# start of INPUT FOR THIS TASK

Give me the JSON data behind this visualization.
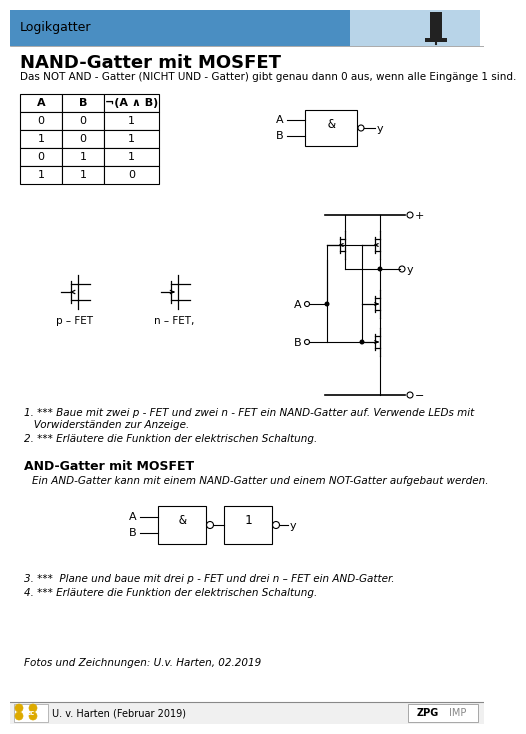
{
  "title_header": "Logikgatter",
  "title_main": "NAND-Gatter mit MOSFET",
  "subtitle": "Das NOT AND - Gatter (NICHT UND - Gatter) gibt genau dann 0 aus, wenn alle Eingänge 1 sind.",
  "truth_table_headers": [
    "A",
    "B",
    "¬(A ∧ B)"
  ],
  "truth_table_rows": [
    [
      "0",
      "0",
      "1"
    ],
    [
      "1",
      "0",
      "1"
    ],
    [
      "0",
      "1",
      "1"
    ],
    [
      "1",
      "1",
      "0"
    ]
  ],
  "label_pfet": "p – FET",
  "label_nfet": "n – FET,",
  "task1a": "1. *** Baue mit zwei p - FET und zwei n - FET ein NAND-Gatter auf. Verwende LEDs mit",
  "task1b": "   Vorwiderständen zur Anzeige.",
  "task2": "2. *** Erläutere die Funktion der elektrischen Schaltung.",
  "section2_title": "AND-Gatter mit MOSFET",
  "section2_text": "Ein AND-Gatter kann mit einem NAND-Gatter und einem NOT-Gatter aufgebaut werden.",
  "task3": "3. ***  Plane und baue mit drei p - FET und drei n – FET ein AND-Gatter.",
  "task4": "4. *** Erläutere die Funktion der elektrischen Schaltung.",
  "footer_text": "Fotos und Zeichnungen: U.v. Harten, 02.2019",
  "footer_credit": "U. v. Harten (Februar 2019)",
  "footer_right": "ZPG",
  "footer_right2": "IMP",
  "bg_header": "#4a8ec2",
  "bg_header2": "#b8d4e8",
  "bg_white": "#ffffff",
  "lw": 0.8
}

# end of INPUT FOR THIS TASK

From the material above, reproduce everything verbatim except the pictures.

REPLY TO THE TASK:
Give me the JSON data behind this visualization.
{
  "title_header": "Logikgatter",
  "title_main": "NAND-Gatter mit MOSFET",
  "subtitle": "Das NOT AND - Gatter (NICHT UND - Gatter) gibt genau dann 0 aus, wenn alle Eingänge 1 sind.",
  "truth_table_headers": [
    "A",
    "B",
    "¬(A ∧ B)"
  ],
  "truth_table_rows": [
    [
      "0",
      "0",
      "1"
    ],
    [
      "1",
      "0",
      "1"
    ],
    [
      "0",
      "1",
      "1"
    ],
    [
      "1",
      "1",
      "0"
    ]
  ],
  "label_pfet": "p – FET",
  "label_nfet": "n – FET,",
  "task1a": "1. *** Baue mit zwei p - FET und zwei n - FET ein NAND-Gatter auf. Verwende LEDs mit",
  "task1b": "   Vorwiderständen zur Anzeige.",
  "task2": "2. *** Erläutere die Funktion der elektrischen Schaltung.",
  "section2_title": "AND-Gatter mit MOSFET",
  "section2_text": "Ein AND-Gatter kann mit einem NAND-Gatter und einem NOT-Gatter aufgebaut werden.",
  "task3": "3. ***  Plane und baue mit drei p - FET und drei n – FET ein AND-Gatter.",
  "task4": "4. *** Erläutere die Funktion der elektrischen Schaltung.",
  "footer_text": "Fotos und Zeichnungen: U.v. Harten, 02.2019",
  "footer_credit": "U. v. Harten (Februar 2019)",
  "footer_right": "ZPG",
  "footer_right2": "IMP",
  "bg_header": "#4a8ec2",
  "bg_header2": "#b8d4e8",
  "bg_white": "#ffffff",
  "lw": 0.8
}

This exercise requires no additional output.